(WHAT IS NEEDED): In the material below, repeat only the lines from the one that holds "Extract the structured" through the final line, exactly as they stand.

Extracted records
==============================
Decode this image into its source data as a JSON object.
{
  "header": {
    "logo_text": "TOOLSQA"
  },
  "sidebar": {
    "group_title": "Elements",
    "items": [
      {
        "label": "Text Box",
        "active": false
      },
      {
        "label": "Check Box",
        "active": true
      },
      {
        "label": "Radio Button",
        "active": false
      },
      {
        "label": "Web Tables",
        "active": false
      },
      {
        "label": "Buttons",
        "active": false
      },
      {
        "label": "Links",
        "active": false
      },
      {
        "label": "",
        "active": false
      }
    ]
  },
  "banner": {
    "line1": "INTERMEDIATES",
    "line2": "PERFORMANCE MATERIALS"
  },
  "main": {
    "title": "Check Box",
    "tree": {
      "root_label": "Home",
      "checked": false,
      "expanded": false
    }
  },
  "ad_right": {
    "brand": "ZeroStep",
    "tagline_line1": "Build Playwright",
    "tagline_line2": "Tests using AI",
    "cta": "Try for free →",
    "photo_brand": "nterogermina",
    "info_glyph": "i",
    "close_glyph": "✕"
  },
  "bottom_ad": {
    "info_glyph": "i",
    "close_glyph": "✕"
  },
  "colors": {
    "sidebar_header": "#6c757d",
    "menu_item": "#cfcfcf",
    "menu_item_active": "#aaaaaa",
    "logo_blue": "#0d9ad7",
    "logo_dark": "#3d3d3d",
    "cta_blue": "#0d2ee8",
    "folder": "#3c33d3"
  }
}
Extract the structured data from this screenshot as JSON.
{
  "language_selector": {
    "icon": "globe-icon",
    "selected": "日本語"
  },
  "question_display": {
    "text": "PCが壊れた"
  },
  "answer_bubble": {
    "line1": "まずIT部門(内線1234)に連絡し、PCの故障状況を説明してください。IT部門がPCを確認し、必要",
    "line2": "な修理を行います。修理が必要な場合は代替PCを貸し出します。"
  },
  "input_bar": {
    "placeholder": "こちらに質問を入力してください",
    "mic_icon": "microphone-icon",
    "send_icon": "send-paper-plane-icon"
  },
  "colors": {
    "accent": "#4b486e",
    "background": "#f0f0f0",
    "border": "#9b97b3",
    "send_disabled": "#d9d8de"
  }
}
==============================
(ANSWER TO THE PROBLEM):
Extract the structured data from this screenshot as JSON.
{
  "language_selector": {
    "icon": "globe-icon",
    "selected": "日本語"
  },
  "question_display": {
    "text": "PCが壊れた"
  },
  "answer_bubble": {
    "line1": "まずIT部門(内線1234)に連絡し、PCの故障状況を説明してください。IT部門がPCを確認し、必要",
    "line2": "な修理を行います。修理が必要な場合は代替PCを貸し出します。"
  },
  "input_bar": {
    "placeholder": "こちらに質問を入力してください",
    "mic_icon": "microphone-icon",
    "send_icon": "send-paper-plane-icon"
  },
  "colors": {
    "accent": "#4b486e",
    "background": "#f0f0f0",
    "border": "#9b97b3",
    "send_disabled": "#d9d8de"
  }
}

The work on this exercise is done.